> Directions
Pick out the lines below that include the string "Short".

--- Information shown ---

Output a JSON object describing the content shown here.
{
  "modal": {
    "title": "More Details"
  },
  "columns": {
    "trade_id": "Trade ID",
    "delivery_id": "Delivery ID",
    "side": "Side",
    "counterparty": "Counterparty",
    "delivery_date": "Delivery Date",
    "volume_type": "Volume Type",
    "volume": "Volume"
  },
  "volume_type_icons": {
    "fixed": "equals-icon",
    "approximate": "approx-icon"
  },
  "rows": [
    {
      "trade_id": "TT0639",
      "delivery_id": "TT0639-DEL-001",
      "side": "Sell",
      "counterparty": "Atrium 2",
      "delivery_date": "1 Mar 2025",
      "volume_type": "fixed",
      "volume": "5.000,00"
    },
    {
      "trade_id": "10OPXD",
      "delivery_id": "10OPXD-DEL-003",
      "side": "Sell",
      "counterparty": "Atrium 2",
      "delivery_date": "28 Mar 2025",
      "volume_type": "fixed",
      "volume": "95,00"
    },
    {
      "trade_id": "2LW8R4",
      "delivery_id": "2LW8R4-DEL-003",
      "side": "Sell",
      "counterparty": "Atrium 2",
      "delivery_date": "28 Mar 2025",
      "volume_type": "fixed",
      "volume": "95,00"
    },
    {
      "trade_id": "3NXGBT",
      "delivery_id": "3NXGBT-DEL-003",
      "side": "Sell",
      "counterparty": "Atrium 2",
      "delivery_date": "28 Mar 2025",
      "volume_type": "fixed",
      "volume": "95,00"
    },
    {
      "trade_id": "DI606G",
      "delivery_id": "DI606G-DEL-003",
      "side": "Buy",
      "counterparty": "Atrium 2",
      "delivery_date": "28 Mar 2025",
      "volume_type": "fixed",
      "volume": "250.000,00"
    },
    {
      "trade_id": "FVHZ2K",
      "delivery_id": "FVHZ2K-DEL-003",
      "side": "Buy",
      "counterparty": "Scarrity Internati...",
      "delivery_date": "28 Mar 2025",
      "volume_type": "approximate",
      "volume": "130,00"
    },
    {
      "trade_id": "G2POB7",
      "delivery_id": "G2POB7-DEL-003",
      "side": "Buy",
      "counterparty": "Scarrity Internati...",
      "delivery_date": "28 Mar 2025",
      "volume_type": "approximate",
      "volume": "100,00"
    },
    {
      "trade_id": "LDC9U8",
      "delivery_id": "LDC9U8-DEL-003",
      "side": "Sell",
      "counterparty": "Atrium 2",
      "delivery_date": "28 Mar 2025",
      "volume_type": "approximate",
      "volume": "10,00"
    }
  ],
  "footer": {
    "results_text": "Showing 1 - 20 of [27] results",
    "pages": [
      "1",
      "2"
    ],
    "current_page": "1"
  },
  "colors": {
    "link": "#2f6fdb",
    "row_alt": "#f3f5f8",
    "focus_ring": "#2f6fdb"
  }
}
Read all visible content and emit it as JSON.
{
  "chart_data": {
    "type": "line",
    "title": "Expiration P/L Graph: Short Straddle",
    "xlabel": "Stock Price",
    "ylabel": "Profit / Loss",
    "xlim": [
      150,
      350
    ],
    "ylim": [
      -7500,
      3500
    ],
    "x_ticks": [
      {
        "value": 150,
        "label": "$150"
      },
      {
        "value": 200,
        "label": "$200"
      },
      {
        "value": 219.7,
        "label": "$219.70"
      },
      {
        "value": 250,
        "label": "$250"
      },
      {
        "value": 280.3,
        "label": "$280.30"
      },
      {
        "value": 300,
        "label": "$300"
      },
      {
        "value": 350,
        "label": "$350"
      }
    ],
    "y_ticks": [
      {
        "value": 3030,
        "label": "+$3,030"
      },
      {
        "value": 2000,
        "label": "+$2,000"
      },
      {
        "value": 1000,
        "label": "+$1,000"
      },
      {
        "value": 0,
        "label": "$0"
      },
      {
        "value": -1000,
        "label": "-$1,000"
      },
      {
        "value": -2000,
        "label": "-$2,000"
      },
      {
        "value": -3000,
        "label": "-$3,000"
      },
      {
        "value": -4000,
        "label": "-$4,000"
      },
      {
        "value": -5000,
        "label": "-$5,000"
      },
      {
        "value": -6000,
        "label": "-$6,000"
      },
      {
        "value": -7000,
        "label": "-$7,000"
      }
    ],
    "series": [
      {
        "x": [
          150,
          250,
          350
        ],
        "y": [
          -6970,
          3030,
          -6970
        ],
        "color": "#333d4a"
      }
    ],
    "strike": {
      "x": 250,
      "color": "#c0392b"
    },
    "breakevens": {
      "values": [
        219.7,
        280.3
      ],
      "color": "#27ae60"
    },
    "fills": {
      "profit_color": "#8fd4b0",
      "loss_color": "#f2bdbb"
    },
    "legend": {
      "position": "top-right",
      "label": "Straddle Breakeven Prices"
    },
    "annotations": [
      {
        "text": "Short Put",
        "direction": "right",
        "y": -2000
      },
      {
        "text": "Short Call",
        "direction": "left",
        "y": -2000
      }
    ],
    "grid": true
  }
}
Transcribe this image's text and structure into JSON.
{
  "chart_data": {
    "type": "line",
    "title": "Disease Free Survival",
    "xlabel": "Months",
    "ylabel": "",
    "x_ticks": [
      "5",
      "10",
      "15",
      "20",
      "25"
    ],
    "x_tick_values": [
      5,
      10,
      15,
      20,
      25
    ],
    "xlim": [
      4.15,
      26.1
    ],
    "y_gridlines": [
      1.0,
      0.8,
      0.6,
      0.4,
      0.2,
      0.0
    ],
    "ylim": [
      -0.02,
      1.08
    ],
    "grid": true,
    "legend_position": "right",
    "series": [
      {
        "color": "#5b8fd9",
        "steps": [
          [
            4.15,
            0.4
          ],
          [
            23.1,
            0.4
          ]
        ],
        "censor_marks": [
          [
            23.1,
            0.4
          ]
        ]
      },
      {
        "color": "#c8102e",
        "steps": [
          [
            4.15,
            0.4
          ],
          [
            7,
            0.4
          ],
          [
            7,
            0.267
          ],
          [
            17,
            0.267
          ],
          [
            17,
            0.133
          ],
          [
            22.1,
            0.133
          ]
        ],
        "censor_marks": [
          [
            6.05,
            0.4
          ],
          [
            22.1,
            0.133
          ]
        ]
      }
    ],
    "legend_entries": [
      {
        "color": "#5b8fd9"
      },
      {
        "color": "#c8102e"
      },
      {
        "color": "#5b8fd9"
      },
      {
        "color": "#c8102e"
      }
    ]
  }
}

---

> Solution to this problem
    "title": "Expiration P/L Graph: Short Straddle",
        "text": "Short Put",
        "text": "Short Call",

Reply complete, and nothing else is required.